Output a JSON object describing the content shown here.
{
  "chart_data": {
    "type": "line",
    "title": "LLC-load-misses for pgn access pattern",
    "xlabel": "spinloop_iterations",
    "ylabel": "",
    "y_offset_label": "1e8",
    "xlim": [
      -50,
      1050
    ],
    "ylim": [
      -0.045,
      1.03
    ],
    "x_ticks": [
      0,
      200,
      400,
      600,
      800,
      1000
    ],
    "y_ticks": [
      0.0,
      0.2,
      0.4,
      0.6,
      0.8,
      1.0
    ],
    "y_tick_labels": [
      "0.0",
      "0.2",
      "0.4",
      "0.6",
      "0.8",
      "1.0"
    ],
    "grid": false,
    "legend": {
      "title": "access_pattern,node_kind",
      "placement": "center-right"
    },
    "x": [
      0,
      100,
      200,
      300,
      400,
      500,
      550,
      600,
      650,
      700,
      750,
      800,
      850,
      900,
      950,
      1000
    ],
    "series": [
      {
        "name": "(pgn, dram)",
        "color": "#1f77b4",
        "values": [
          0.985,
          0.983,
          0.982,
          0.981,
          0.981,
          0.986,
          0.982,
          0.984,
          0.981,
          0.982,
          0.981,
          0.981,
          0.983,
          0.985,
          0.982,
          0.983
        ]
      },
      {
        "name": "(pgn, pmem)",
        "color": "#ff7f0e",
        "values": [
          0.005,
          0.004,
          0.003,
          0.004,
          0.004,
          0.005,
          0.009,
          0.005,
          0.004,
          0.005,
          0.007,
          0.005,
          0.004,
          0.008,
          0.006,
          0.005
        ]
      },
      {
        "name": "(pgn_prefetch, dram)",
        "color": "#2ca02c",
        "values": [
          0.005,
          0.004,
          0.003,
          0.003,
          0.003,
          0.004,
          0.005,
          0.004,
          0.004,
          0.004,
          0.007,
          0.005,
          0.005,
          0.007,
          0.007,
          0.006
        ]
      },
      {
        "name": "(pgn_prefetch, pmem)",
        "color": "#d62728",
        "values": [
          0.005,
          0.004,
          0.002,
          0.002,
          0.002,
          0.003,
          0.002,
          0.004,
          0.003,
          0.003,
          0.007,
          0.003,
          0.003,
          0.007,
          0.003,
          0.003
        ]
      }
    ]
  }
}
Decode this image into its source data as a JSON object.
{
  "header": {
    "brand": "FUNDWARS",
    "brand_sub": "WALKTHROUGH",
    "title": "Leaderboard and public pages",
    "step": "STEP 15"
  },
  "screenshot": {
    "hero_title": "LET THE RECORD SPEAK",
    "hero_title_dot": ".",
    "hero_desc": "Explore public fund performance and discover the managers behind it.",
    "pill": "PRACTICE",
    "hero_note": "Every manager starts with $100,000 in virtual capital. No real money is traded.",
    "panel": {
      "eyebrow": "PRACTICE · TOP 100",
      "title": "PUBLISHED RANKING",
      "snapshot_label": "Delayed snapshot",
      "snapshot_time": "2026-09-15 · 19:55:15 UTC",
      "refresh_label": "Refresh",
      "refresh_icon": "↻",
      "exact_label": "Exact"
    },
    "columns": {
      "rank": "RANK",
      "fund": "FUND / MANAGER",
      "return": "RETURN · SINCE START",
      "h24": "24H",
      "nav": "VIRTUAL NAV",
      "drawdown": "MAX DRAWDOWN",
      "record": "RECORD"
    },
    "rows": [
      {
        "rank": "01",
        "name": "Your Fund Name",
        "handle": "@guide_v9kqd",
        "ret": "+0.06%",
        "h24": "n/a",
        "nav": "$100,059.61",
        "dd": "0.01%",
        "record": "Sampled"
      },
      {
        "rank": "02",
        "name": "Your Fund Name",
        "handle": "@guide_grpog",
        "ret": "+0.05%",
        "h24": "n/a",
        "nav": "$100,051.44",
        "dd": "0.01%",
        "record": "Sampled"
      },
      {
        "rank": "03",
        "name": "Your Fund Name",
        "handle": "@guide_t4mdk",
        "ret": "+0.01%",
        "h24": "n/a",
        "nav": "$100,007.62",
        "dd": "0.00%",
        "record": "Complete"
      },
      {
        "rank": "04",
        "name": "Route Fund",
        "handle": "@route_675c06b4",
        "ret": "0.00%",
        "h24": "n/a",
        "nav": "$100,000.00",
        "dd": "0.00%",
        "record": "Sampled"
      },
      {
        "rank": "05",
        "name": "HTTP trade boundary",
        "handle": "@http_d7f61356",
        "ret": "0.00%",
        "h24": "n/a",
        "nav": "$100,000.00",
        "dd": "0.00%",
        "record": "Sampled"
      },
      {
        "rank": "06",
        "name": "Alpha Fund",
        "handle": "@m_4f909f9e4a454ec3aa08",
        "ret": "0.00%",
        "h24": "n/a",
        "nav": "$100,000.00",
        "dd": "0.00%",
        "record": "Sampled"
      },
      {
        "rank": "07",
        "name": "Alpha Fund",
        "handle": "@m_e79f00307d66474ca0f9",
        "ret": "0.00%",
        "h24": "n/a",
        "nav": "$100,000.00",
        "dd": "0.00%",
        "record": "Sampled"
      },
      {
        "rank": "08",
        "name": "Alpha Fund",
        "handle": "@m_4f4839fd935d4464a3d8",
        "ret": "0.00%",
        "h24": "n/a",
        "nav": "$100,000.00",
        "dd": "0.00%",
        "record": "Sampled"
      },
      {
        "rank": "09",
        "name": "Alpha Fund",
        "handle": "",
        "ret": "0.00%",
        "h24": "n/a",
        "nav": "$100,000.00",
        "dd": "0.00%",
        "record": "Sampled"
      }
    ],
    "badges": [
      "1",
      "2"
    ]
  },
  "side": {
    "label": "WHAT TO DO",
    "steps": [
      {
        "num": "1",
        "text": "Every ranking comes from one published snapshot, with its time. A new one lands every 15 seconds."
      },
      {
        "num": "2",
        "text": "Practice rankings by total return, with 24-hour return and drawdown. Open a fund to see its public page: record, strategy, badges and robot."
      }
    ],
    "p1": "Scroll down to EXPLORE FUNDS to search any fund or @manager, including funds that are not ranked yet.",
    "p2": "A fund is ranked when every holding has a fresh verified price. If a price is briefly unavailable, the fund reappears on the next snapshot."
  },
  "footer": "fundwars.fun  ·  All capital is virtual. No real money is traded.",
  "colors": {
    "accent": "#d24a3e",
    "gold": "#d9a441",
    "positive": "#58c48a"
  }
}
——————
## DIRECTIONS
From the first line to the last, please quote the material above exactly.

## FINAL ANSWER
Output a JSON object describing the content shown here.
{
  "chart_data": {
    "type": "line",
    "title": "LLC-load-misses for pgn access pattern",
    "xlabel": "spinloop_iterations",
    "ylabel": "",
    "y_offset_label": "1e8",
    "xlim": [
      -50,
      1050
    ],
    "ylim": [
      -0.045,
      1.03
    ],
    "x_ticks": [
      0,
      200,
      400,
      600,
      800,
      1000
    ],
    "y_ticks": [
      0.0,
      0.2,
      0.4,
      0.6,
      0.8,
      1.0
    ],
    "y_tick_labels": [
      "0.0",
      "0.2",
      "0.4",
      "0.6",
      "0.8",
      "1.0"
    ],
    "grid": false,
    "legend": {
      "title": "access_pattern,node_kind",
      "placement": "center-right"
    },
    "x": [
      0,
      100,
      200,
      300,
      400,
      500,
      550,
      600,
      650,
      700,
      750,
      800,
      850,
      900,
      950,
      1000
    ],
    "series": [
      {
        "name": "(pgn, dram)",
        "color": "#1f77b4",
        "values": [
          0.985,
          0.983,
          0.982,
          0.981,
          0.981,
          0.986,
          0.982,
          0.984,
          0.981,
          0.982,
          0.981,
          0.981,
          0.983,
          0.985,
          0.982,
          0.983
        ]
      },
      {
        "name": "(pgn, pmem)",
        "color": "#ff7f0e",
        "values": [
          0.005,
          0.004,
          0.003,
          0.004,
          0.004,
          0.005,
          0.009,
          0.005,
          0.004,
          0.005,
          0.007,
          0.005,
          0.004,
          0.008,
          0.006,
          0.005
        ]
      },
      {
        "name": "(pgn_prefetch, dram)",
        "color": "#2ca02c",
        "values": [
          0.005,
          0.004,
          0.003,
          0.003,
          0.003,
          0.004,
          0.005,
          0.004,
          0.004,
          0.004,
          0.007,
          0.005,
          0.005,
          0.007,
          0.007,
          0.006
        ]
      },
      {
        "name": "(pgn_prefetch, pmem)",
        "color": "#d62728",
        "values": [
          0.005,
          0.004,
          0.002,
          0.002,
          0.002,
          0.003,
          0.002,
          0.004,
          0.003,
          0.003,
          0.007,
          0.003,
          0.003,
          0.007,
          0.003,
          0.003
        ]
      }
    ]
  }
}
Decode this image into its source data as a JSON object.
{
  "header": {
    "brand": "FUNDWARS",
    "brand_sub": "WALKTHROUGH",
    "title": "Leaderboard and public pages",
    "step": "STEP 15"
  },
  "screenshot": {
    "hero_title": "LET THE RECORD SPEAK",
    "hero_title_dot": ".",
    "hero_desc": "Explore public fund performance and discover the managers behind it.",
    "pill": "PRACTICE",
    "hero_note": "Every manager starts with $100,000 in virtual capital. No real money is traded.",
    "panel": {
      "eyebrow": "PRACTICE · TOP 100",
      "title": "PUBLISHED RANKING",
      "snapshot_label": "Delayed snapshot",
      "snapshot_time": "2026-09-15 · 19:55:15 UTC",
      "refresh_label": "Refresh",
      "refresh_icon": "↻",
      "exact_label": "Exact"
    },
    "columns": {
      "rank": "RANK",
      "fund": "FUND / MANAGER",
      "return": "RETURN · SINCE START",
      "h24": "24H",
      "nav": "VIRTUAL NAV",
      "drawdown": "MAX DRAWDOWN",
      "record": "RECORD"
    },
    "rows": [
      {
        "rank": "01",
        "name": "Your Fund Name",
        "handle": "@guide_v9kqd",
        "ret": "+0.06%",
        "h24": "n/a",
        "nav": "$100,059.61",
        "dd": "0.01%",
        "record": "Sampled"
      },
      {
        "rank": "02",
        "name": "Your Fund Name",
        "handle": "@guide_grpog",
        "ret": "+0.05%",
        "h24": "n/a",
        "nav": "$100,051.44",
        "dd": "0.01%",
        "record": "Sampled"
      },
      {
        "rank": "03",
        "name": "Your Fund Name",
        "handle": "@guide_t4mdk",
        "ret": "+0.01%",
        "h24": "n/a",
        "nav": "$100,007.62",
        "dd": "0.00%",
        "record": "Complete"
      },
      {
        "rank": "04",
        "name": "Route Fund",
        "handle": "@route_675c06b4",
        "ret": "0.00%",
        "h24": "n/a",
        "nav": "$100,000.00",
        "dd": "0.00%",
        "record": "Sampled"
      },
      {
        "rank": "05",
        "name": "HTTP trade boundary",
        "handle": "@http_d7f61356",
        "ret": "0.00%",
        "h24": "n/a",
        "nav": "$100,000.00",
        "dd": "0.00%",
        "record": "Sampled"
      },
      {
        "rank": "06",
        "name": "Alpha Fund",
        "handle": "@m_4f909f9e4a454ec3aa08",
        "ret": "0.00%",
        "h24": "n/a",
        "nav": "$100,000.00",
        "dd": "0.00%",
        "record": "Sampled"
      },
      {
        "rank": "07",
        "name": "Alpha Fund",
        "handle": "@m_e79f00307d66474ca0f9",
        "ret": "0.00%",
        "h24": "n/a",
        "nav": "$100,000.00",
        "dd": "0.00%",
        "record": "Sampled"
      },
      {
        "rank": "08",
        "name": "Alpha Fund",
        "handle": "@m_4f4839fd935d4464a3d8",
        "ret": "0.00%",
        "h24": "n/a",
        "nav": "$100,000.00",
        "dd": "0.00%",
        "record": "Sampled"
      },
      {
        "rank": "09",
        "name": "Alpha Fund",
        "handle": "",
        "ret": "0.00%",
        "h24": "n/a",
        "nav": "$100,000.00",
        "dd": "0.00%",
        "record": "Sampled"
      }
    ],
    "badges": [
      "1",
      "2"
    ]
  },
  "side": {
    "label": "WHAT TO DO",
    "steps": [
      {
        "num": "1",
        "text": "Every ranking comes from one published snapshot, with its time. A new one lands every 15 seconds."
      },
      {
        "num": "2",
        "text": "Practice rankings by total return, with 24-hour return and drawdown. Open a fund to see its public page: record, strategy, badges and robot."
      }
    ],
    "p1": "Scroll down to EXPLORE FUNDS to search any fund or @manager, including funds that are not ranked yet.",
    "p2": "A fund is ranked when every holding has a fresh verified price. If a price is briefly unavailable, the fund reappears on the next snapshot."
  },
  "footer": "fundwars.fun  ·  All capital is virtual. No real money is traded.",
  "colors": {
    "accent": "#d24a3e",
    "gold": "#d9a441",
    "positive": "#58c48a"
  }
}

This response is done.